--- BEGIN Records to use ---
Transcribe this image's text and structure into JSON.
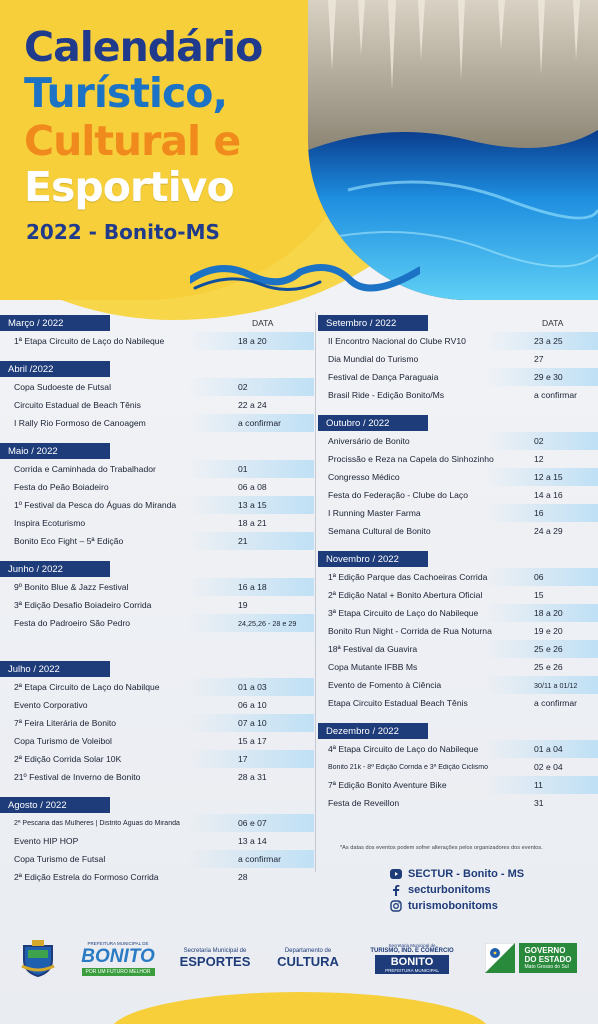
{
  "header": {
    "title_line1": "Calendário",
    "title_line2": "Turístico,",
    "title_line3": "Cultural e",
    "title_line4": "Esportivo",
    "subtitle": "2022 - Bonito-MS"
  },
  "colors": {
    "navy": "#1f3c7a",
    "blue": "#1c72c4",
    "orange": "#f08a1c",
    "yellow": "#f6cf3a",
    "light_blue": "#bfe0f5"
  },
  "date_header": "DATA",
  "left_column": [
    {
      "month": "Março / 2022",
      "show_data": true,
      "events": [
        {
          "name": "1ª Etapa Circuito de Laço do Nabileque",
          "date": "18 a 20"
        }
      ]
    },
    {
      "month": "Abril /2022",
      "show_data": false,
      "events": [
        {
          "name": "Copa Sudoeste de Futsal",
          "date": "02"
        },
        {
          "name": "Circuito Estadual de Beach Tênis",
          "date": "22 a 24"
        },
        {
          "name": "I Rally Rio Formoso de Canoagem",
          "date": "a confirmar"
        }
      ]
    },
    {
      "month": "Maio / 2022",
      "show_data": false,
      "events": [
        {
          "name": "Corrida e Caminhada do Trabalhador",
          "date": "01"
        },
        {
          "name": "Festa do Peão Boiadeiro",
          "date": "06 a 08"
        },
        {
          "name": "1º Festival da Pesca do  Águas do Miranda",
          "date": "13 a 15"
        },
        {
          "name": "Inspira Ecoturismo",
          "date": "18 a 21"
        },
        {
          "name": "Bonito Eco Fight – 5ª Edição",
          "date": "21"
        }
      ]
    },
    {
      "month": "Junho / 2022",
      "show_data": false,
      "events": [
        {
          "name": "9º Bonito Blue & Jazz Festival",
          "date": "16 a 18"
        },
        {
          "name": "3ª Edição Desafio Boiadeiro Corrida",
          "date": "19"
        },
        {
          "name": "Festa do Padroeiro São Pedro",
          "date": "24,25,26 - 28 e 29"
        },
        {
          "name": "",
          "date": ""
        }
      ]
    },
    {
      "month": "Julho / 2022",
      "show_data": false,
      "events": [
        {
          "name": "2ª Etapa Circuito de Laço do Nabilque",
          "date": "01 a 03"
        },
        {
          "name": "Evento Corporativo",
          "date": "06 a 10"
        },
        {
          "name": "7ª Feira Literária de Bonito",
          "date": "07 a 10"
        },
        {
          "name": "Copa Turismo de Voleibol",
          "date": "15 a 17"
        },
        {
          "name": "2ª Edição Corrida Solar 10K",
          "date": "17"
        },
        {
          "name": "21º Festival de Inverno de Bonito",
          "date": "28 a 31"
        }
      ]
    },
    {
      "month": "Agosto / 2022",
      "show_data": false,
      "events": [
        {
          "name": "2ª Pescaria das Mulheres | Distrito Águas do Miranda",
          "date": "06 e 07"
        },
        {
          "name": "Evento HIP HOP",
          "date": "13 a 14"
        },
        {
          "name": "Copa Turismo de Futsal",
          "date": "a confirmar"
        },
        {
          "name": "2ª Edição Estrela do Formoso Corrida",
          "date": "28"
        }
      ]
    }
  ],
  "right_column": [
    {
      "month": "Setembro / 2022",
      "show_data": true,
      "events": [
        {
          "name": "II Encontro Nacional do Clube RV10",
          "date": "23 a 25"
        },
        {
          "name": "Dia Mundial do Turismo",
          "date": "27"
        },
        {
          "name": "Festival de Dança Paraguaia",
          "date": "29 e 30"
        },
        {
          "name": "Brasil Ride - Edição Bonito/Ms",
          "date": "a confirmar"
        }
      ]
    },
    {
      "month": "Outubro / 2022",
      "show_data": false,
      "events": [
        {
          "name": "Aniversário de Bonito",
          "date": "02"
        },
        {
          "name": "Procissão e Reza na Capela do Sinhozinho",
          "date": "12"
        },
        {
          "name": "Congresso Médico",
          "date": "12 a 15"
        },
        {
          "name": "Festa do Federação - Clube do Laço",
          "date": "14 a 16"
        },
        {
          "name": "I Running Master Farma",
          "date": "16"
        },
        {
          "name": "Semana Cultural de Bonito",
          "date": "24 a 29"
        }
      ]
    },
    {
      "month": "Novembro / 2022",
      "show_data": false,
      "events": [
        {
          "name": "1ª Edição Parque das Cachoeiras Corrida",
          "date": "06"
        },
        {
          "name": "2ª Edição Natal + Bonito Abertura Oficial",
          "date": "15"
        },
        {
          "name": "3ª Etapa Circuito de Laço do Nabileque",
          "date": "18 a 20"
        },
        {
          "name": "Bonito Run Night - Corrida de Rua Noturna",
          "date": "19 e 20"
        },
        {
          "name": "18ª Festival da Guavira",
          "date": "25 e 26"
        },
        {
          "name": "Copa Mutante IFBB Ms",
          "date": "25 e 26"
        },
        {
          "name": "Evento de Fomento à Ciência",
          "date": "30/11 a 01/12"
        },
        {
          "name": "Etapa Circuito Estadual Beach Tênis",
          "date": "a confirmar"
        }
      ]
    },
    {
      "month": "Dezembro / 2022",
      "show_data": false,
      "events": [
        {
          "name": "4ª Etapa Circuito de Laço do Nabileque",
          "date": "01 a 04"
        },
        {
          "name": "Bonito 21k - 8ª Edição Corrida e 3ª Edição Ciclismo",
          "date": "02 e 04"
        },
        {
          "name": "7ª Edição Bonito Aventure Bike",
          "date": "11"
        },
        {
          "name": "Festa de Reveillon",
          "date": "31"
        }
      ]
    }
  ],
  "footnote": "*As datas dos eventos podem sofrer alterações pelos organizadores dos eventos.",
  "social": {
    "youtube": "SECTUR - Bonito - MS",
    "facebook": "secturbonitoms",
    "instagram": "turismobonitoms"
  },
  "logos": {
    "prefeitura_top": "PREFEITURA MUNICIPAL DE",
    "prefeitura_name": "BONITO",
    "prefeitura_slogan": "POR UM FUTURO MELHOR",
    "esportes_top": "Secretaria Municipal de",
    "esportes_name": "ESPORTES",
    "cultura_top": "Departamento de",
    "cultura_name": "CULTURA",
    "turismo_top": "Secretaria Municipal de",
    "turismo_mid": "TURISMO, IND. E COMÉRCIO",
    "turismo_name": "BONITO",
    "turismo_sub": "PREFEITURA MUNICIPAL",
    "governo_line1": "GOVERNO",
    "governo_line2": "DO ESTADO",
    "governo_line3": "Mato Grosso do Sul"
  }
}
--- END Records to use ---
Exercise task
Transcribe every entry word for word, but skip the pictures.

Complete response
Transcribe this image's text and structure into JSON.
{
  "header": {
    "title_line1": "Calendário",
    "title_line2": "Turístico,",
    "title_line3": "Cultural e",
    "title_line4": "Esportivo",
    "subtitle": "2022 - Bonito-MS"
  },
  "colors": {
    "navy": "#1f3c7a",
    "blue": "#1c72c4",
    "orange": "#f08a1c",
    "yellow": "#f6cf3a",
    "light_blue": "#bfe0f5"
  },
  "date_header": "DATA",
  "left_column": [
    {
      "month": "Março / 2022",
      "show_data": true,
      "events": [
        {
          "name": "1ª Etapa Circuito de Laço do Nabileque",
          "date": "18 a 20"
        }
      ]
    },
    {
      "month": "Abril /2022",
      "show_data": false,
      "events": [
        {
          "name": "Copa Sudoeste de Futsal",
          "date": "02"
        },
        {
          "name": "Circuito Estadual de Beach Tênis",
          "date": "22 a 24"
        },
        {
          "name": "I Rally Rio Formoso de Canoagem",
          "date": "a confirmar"
        }
      ]
    },
    {
      "month": "Maio / 2022",
      "show_data": false,
      "events": [
        {
          "name": "Corrida e Caminhada do Trabalhador",
          "date": "01"
        },
        {
          "name": "Festa do Peão Boiadeiro",
          "date": "06 a 08"
        },
        {
          "name": "1º Festival da Pesca do  Águas do Miranda",
          "date": "13 a 15"
        },
        {
          "name": "Inspira Ecoturismo",
          "date": "18 a 21"
        },
        {
          "name": "Bonito Eco Fight – 5ª Edição",
          "date": "21"
        }
      ]
    },
    {
      "month": "Junho / 2022",
      "show_data": false,
      "events": [
        {
          "name": "9º Bonito Blue & Jazz Festival",
          "date": "16 a 18"
        },
        {
          "name": "3ª Edição Desafio Boiadeiro Corrida",
          "date": "19"
        },
        {
          "name": "Festa do Padroeiro São Pedro",
          "date": "24,25,26 - 28 e 29"
        },
        {
          "name": "",
          "date": ""
        }
      ]
    },
    {
      "month": "Julho / 2022",
      "show_data": false,
      "events": [
        {
          "name": "2ª Etapa Circuito de Laço do Nabilque",
          "date": "01 a 03"
        },
        {
          "name": "Evento Corporativo",
          "date": "06 a 10"
        },
        {
          "name": "7ª Feira Literária de Bonito",
          "date": "07 a 10"
        },
        {
          "name": "Copa Turismo de Voleibol",
          "date": "15 a 17"
        },
        {
          "name": "2ª Edição Corrida Solar 10K",
          "date": "17"
        },
        {
          "name": "21º Festival de Inverno de Bonito",
          "date": "28 a 31"
        }
      ]
    },
    {
      "month": "Agosto / 2022",
      "show_data": false,
      "events": [
        {
          "name": "2ª Pescaria das Mulheres | Distrito Águas do Miranda",
          "date": "06 e 07"
        },
        {
          "name": "Evento HIP HOP",
          "date": "13 a 14"
        },
        {
          "name": "Copa Turismo de Futsal",
          "date": "a confirmar"
        },
        {
          "name": "2ª Edição Estrela do Formoso Corrida",
          "date": "28"
        }
      ]
    }
  ],
  "right_column": [
    {
      "month": "Setembro / 2022",
      "show_data": true,
      "events": [
        {
          "name": "II Encontro Nacional do Clube RV10",
          "date": "23 a 25"
        },
        {
          "name": "Dia Mundial do Turismo",
          "date": "27"
        },
        {
          "name": "Festival de Dança Paraguaia",
          "date": "29 e 30"
        },
        {
          "name": "Brasil Ride - Edição Bonito/Ms",
          "date": "a confirmar"
        }
      ]
    },
    {
      "month": "Outubro / 2022",
      "show_data": false,
      "events": [
        {
          "name": "Aniversário de Bonito",
          "date": "02"
        },
        {
          "name": "Procissão e Reza na Capela do Sinhozinho",
          "date": "12"
        },
        {
          "name": "Congresso Médico",
          "date": "12 a 15"
        },
        {
          "name": "Festa do Federação - Clube do Laço",
          "date": "14 a 16"
        },
        {
          "name": "I Running Master Farma",
          "date": "16"
        },
        {
          "name": "Semana Cultural de Bonito",
          "date": "24 a 29"
        }
      ]
    },
    {
      "month": "Novembro / 2022",
      "show_data": false,
      "events": [
        {
          "name": "1ª Edição Parque das Cachoeiras Corrida",
          "date": "06"
        },
        {
          "name": "2ª Edição Natal + Bonito Abertura Oficial",
          "date": "15"
        },
        {
          "name": "3ª Etapa Circuito de Laço do Nabileque",
          "date": "18 a 20"
        },
        {
          "name": "Bonito Run Night - Corrida de Rua Noturna",
          "date": "19 e 20"
        },
        {
          "name": "18ª Festival da Guavira",
          "date": "25 e 26"
        },
        {
          "name": "Copa Mutante IFBB Ms",
          "date": "25 e 26"
        },
        {
          "name": "Evento de Fomento à Ciência",
          "date": "30/11 a 01/12"
        },
        {
          "name": "Etapa Circuito Estadual Beach Tênis",
          "date": "a confirmar"
        }
      ]
    },
    {
      "month": "Dezembro / 2022",
      "show_data": false,
      "events": [
        {
          "name": "4ª Etapa Circuito de Laço do Nabileque",
          "date": "01 a 04"
        },
        {
          "name": "Bonito 21k - 8ª Edição Corrida e 3ª Edição Ciclismo",
          "date": "02 e 04"
        },
        {
          "name": "7ª Edição Bonito Aventure Bike",
          "date": "11"
        },
        {
          "name": "Festa de Reveillon",
          "date": "31"
        }
      ]
    }
  ],
  "footnote": "*As datas dos eventos podem sofrer alterações pelos organizadores dos eventos.",
  "social": {
    "youtube": "SECTUR - Bonito - MS",
    "facebook": "secturbonitoms",
    "instagram": "turismobonitoms"
  },
  "logos": {
    "prefeitura_top": "PREFEITURA MUNICIPAL DE",
    "prefeitura_name": "BONITO",
    "prefeitura_slogan": "POR UM FUTURO MELHOR",
    "esportes_top": "Secretaria Municipal de",
    "esportes_name": "ESPORTES",
    "cultura_top": "Departamento de",
    "cultura_name": "CULTURA",
    "turismo_top": "Secretaria Municipal de",
    "turismo_mid": "TURISMO, IND. E COMÉRCIO",
    "turismo_name": "BONITO",
    "turismo_sub": "PREFEITURA MUNICIPAL",
    "governo_line1": "GOVERNO",
    "governo_line2": "DO ESTADO",
    "governo_line3": "Mato Grosso do Sul"
  }
}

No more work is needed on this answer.